• Goal of the exercise
Rewrite the items from the very start through the line containing "701, 513, 711]", changing "X-axis label" to "Horizontal axis label" each time it appears and keeping everything else the same.

+---+

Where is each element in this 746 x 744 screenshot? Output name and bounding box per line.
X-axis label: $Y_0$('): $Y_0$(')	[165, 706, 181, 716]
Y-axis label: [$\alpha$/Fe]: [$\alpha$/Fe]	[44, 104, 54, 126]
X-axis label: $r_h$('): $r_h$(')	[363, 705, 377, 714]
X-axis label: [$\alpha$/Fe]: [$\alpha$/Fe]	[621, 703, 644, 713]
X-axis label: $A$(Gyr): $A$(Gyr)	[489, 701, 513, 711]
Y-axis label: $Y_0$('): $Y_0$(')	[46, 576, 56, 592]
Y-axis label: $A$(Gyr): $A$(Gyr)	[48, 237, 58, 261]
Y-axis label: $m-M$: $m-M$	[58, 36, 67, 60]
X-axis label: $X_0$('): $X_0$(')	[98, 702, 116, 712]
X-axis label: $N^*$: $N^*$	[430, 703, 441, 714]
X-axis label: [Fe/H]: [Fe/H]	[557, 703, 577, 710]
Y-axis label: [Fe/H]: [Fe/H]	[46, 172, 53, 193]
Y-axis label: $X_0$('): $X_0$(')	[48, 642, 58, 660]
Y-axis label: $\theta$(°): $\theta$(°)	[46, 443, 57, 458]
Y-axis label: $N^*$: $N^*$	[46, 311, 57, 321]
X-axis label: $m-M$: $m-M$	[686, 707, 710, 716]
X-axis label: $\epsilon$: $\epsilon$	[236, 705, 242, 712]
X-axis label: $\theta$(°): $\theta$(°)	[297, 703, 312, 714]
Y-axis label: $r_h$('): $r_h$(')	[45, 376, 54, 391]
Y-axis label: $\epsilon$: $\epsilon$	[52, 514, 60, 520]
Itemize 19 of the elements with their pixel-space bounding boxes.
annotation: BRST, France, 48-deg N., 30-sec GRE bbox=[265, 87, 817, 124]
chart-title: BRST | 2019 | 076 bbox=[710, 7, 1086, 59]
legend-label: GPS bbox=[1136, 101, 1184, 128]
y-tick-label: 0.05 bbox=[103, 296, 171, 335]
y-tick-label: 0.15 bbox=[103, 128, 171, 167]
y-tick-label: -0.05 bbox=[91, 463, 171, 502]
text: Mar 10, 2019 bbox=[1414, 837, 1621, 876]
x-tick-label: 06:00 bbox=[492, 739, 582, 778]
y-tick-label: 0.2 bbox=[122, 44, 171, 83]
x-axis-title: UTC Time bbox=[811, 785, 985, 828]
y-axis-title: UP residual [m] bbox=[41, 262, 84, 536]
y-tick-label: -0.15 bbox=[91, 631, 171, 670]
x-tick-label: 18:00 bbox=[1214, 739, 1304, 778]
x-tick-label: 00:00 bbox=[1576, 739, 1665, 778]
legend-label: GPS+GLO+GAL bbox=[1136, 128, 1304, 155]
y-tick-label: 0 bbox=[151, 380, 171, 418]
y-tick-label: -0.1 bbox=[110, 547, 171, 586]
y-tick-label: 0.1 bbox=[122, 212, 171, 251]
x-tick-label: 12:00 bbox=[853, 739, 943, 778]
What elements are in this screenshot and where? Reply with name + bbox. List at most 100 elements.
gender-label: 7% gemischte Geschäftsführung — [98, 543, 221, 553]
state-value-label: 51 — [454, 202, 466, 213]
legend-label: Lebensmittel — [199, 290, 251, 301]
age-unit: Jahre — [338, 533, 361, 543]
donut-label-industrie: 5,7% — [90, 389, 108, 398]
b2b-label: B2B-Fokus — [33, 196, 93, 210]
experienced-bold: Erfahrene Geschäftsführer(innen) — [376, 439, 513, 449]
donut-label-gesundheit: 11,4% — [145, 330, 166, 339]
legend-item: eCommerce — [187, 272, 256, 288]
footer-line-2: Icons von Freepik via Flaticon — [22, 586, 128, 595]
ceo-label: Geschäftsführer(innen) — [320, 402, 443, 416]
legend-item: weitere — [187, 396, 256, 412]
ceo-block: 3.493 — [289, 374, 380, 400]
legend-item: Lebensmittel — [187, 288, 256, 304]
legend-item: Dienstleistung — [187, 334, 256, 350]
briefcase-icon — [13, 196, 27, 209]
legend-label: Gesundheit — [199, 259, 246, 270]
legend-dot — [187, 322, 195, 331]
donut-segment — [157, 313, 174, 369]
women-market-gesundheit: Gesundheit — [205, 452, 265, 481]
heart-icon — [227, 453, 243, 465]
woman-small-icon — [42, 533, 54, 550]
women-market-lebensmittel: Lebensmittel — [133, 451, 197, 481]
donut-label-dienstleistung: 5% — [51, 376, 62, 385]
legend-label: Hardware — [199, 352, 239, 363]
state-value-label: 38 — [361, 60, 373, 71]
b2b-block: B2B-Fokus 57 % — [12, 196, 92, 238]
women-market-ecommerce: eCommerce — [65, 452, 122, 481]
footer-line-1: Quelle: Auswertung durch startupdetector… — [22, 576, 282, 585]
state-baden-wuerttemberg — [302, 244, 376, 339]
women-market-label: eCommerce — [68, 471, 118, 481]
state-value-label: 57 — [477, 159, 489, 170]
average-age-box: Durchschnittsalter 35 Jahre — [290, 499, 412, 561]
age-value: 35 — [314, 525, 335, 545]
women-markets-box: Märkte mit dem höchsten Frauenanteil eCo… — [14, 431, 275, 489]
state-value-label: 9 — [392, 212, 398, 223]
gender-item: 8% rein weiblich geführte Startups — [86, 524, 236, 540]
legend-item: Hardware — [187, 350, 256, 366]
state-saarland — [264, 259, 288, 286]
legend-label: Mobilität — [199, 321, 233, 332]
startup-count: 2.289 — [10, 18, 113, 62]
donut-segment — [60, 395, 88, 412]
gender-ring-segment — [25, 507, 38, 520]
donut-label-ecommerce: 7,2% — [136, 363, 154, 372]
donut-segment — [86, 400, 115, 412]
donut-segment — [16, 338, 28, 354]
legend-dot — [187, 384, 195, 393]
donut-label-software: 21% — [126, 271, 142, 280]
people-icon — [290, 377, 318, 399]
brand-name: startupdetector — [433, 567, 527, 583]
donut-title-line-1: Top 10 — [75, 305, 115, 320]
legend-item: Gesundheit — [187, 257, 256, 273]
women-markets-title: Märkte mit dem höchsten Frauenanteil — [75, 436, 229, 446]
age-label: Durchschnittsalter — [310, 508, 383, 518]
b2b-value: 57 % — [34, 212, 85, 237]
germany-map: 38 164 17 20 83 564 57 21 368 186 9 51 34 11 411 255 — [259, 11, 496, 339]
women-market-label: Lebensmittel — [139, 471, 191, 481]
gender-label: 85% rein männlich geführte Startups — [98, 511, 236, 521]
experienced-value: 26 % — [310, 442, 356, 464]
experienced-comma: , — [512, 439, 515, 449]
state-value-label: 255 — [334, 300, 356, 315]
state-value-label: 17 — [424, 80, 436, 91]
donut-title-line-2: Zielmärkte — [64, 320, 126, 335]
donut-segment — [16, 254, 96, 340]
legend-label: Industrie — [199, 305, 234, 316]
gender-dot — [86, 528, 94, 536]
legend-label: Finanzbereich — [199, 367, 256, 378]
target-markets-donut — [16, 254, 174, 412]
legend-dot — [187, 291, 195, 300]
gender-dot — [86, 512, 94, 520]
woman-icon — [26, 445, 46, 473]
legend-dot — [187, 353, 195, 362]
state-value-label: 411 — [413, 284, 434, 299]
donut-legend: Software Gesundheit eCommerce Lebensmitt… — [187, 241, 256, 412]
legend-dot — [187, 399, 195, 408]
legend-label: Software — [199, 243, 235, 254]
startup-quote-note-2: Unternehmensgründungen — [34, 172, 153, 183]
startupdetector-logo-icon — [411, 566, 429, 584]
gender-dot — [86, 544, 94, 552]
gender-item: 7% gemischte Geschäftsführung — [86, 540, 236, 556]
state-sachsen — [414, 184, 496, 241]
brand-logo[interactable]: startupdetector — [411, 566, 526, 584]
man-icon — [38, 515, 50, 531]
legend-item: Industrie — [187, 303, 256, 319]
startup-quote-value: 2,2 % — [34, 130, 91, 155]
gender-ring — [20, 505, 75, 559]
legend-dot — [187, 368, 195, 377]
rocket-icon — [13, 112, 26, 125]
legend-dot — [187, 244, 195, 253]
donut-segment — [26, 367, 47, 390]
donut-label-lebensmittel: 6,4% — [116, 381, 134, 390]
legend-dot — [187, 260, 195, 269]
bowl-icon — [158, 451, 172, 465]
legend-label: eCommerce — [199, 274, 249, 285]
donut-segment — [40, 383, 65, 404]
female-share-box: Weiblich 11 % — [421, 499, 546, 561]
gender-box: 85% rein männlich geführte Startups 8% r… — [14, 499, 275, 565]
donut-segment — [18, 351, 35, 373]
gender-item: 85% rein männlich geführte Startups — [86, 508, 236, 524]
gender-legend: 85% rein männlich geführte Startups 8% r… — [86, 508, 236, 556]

+---+

• Reply
Where is each element in this 746 x 744 screenshot? Output name and bounding box per line.
Horizontal axis label: $Y_0$('): $Y_0$(')	[165, 706, 181, 716]
Y-axis label: [$\alpha$/Fe]: [$\alpha$/Fe]	[44, 104, 54, 126]
Horizontal axis label: $r_h$('): $r_h$(')	[363, 705, 377, 714]
Horizontal axis label: [$\alpha$/Fe]: [$\alpha$/Fe]	[621, 703, 644, 713]
Horizontal axis label: $A$(Gyr): $A$(Gyr)	[489, 701, 513, 711]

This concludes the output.